[Task to complete]
Work out how many lines in the listing below include the word "spectrum". Give nothing but the number.

[Source records]
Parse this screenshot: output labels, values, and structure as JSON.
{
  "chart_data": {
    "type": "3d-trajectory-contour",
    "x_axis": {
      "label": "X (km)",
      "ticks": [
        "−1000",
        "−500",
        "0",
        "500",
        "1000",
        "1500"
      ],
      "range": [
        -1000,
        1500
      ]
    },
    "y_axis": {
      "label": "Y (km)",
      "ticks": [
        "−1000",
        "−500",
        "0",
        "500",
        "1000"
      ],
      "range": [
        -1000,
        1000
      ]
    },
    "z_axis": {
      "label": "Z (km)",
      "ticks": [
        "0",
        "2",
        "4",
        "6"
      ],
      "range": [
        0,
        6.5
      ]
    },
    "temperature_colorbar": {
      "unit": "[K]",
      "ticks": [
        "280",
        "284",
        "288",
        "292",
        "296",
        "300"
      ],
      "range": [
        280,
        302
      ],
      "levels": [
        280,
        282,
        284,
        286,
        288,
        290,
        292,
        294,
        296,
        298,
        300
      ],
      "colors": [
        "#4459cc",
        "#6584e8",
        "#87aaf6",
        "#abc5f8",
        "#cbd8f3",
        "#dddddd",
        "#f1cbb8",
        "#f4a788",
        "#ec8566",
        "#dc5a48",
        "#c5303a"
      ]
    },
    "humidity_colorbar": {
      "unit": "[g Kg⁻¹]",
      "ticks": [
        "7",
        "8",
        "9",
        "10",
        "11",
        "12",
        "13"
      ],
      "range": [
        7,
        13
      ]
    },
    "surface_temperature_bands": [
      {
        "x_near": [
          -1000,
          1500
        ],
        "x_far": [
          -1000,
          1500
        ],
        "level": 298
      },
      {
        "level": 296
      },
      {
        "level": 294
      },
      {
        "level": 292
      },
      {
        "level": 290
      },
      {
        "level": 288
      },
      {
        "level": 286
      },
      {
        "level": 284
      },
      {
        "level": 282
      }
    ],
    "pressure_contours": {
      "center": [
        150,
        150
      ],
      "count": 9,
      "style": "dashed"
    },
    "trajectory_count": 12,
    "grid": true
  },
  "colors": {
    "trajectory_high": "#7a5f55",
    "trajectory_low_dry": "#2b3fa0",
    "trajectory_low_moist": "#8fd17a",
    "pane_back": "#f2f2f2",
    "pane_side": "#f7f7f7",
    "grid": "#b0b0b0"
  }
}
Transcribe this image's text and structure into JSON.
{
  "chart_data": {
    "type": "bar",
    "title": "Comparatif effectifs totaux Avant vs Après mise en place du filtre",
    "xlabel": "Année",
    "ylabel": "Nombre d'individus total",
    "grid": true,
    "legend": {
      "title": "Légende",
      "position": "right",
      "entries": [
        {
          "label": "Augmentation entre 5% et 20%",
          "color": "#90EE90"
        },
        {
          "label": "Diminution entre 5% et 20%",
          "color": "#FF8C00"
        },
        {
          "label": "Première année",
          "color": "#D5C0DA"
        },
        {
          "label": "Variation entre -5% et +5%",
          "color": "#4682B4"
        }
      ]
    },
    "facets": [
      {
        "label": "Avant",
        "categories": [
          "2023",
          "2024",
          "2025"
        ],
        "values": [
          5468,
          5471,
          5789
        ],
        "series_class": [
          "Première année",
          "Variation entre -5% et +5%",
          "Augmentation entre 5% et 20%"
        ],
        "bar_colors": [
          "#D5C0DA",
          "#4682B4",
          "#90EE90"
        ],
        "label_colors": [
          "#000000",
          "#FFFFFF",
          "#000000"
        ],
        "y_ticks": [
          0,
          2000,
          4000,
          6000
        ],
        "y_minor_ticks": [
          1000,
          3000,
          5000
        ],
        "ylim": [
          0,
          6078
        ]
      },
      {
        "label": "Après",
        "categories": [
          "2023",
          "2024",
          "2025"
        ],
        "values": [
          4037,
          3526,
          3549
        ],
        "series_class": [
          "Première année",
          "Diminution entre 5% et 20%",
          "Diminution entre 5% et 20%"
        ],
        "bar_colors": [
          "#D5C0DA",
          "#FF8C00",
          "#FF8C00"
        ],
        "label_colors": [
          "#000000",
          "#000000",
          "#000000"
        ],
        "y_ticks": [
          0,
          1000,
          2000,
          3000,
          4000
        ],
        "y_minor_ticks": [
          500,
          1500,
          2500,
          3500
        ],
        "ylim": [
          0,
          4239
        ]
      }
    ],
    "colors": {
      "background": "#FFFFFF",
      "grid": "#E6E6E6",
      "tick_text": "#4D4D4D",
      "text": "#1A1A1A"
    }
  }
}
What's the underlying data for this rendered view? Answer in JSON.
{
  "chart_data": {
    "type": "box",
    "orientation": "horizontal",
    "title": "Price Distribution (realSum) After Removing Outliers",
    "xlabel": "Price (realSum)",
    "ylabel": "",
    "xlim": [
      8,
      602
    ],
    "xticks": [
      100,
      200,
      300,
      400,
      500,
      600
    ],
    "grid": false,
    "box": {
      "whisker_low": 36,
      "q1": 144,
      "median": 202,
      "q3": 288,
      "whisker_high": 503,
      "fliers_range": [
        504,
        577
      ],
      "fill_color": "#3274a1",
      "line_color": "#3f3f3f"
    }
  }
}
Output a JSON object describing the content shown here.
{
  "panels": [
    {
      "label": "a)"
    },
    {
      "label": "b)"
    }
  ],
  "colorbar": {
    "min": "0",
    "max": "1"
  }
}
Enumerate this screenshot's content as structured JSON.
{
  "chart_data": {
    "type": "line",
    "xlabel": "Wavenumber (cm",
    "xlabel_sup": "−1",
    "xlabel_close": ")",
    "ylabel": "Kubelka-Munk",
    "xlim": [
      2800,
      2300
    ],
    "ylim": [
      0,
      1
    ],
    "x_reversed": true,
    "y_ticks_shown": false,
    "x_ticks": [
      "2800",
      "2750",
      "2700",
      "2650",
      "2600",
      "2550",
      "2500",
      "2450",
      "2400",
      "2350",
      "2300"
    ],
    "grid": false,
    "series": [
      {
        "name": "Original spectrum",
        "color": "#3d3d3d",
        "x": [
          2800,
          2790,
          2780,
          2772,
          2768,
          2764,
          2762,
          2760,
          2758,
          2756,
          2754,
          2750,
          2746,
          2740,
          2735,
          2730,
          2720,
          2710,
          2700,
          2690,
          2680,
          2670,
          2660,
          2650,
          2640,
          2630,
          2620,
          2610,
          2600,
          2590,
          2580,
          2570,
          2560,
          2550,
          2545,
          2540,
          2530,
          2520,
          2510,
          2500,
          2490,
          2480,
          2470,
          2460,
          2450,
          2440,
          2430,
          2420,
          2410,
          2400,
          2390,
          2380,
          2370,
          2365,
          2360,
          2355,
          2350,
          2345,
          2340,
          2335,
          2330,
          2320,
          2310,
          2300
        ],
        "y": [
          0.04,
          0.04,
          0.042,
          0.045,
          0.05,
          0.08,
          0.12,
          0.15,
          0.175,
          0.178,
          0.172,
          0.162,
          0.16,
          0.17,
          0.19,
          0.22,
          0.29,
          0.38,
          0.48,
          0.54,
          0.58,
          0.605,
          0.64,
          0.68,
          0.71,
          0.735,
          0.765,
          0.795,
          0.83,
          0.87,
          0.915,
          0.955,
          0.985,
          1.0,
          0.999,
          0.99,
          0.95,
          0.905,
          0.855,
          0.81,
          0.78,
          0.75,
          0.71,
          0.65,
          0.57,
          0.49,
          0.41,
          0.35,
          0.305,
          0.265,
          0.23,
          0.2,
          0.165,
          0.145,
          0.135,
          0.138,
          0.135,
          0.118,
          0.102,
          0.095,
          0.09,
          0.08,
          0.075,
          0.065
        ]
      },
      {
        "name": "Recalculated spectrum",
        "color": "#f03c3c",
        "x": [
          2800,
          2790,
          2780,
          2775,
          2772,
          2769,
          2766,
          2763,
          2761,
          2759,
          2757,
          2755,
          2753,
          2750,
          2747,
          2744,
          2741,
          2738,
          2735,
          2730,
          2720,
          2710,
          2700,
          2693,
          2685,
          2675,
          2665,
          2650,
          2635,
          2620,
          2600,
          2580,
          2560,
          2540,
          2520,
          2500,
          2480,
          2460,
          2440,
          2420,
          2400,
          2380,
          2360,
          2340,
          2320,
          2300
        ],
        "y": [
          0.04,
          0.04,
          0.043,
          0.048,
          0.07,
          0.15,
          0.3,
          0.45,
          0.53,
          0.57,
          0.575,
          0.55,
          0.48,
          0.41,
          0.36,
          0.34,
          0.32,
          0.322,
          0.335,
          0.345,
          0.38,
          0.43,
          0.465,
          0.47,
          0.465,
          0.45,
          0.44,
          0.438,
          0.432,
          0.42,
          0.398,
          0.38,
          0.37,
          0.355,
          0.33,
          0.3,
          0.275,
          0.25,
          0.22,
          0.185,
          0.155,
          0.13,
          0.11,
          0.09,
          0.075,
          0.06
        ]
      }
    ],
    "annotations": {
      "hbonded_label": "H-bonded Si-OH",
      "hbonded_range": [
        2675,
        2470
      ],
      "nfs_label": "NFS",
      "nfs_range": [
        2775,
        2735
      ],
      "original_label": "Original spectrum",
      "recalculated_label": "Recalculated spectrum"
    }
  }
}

[Solution for this task]
4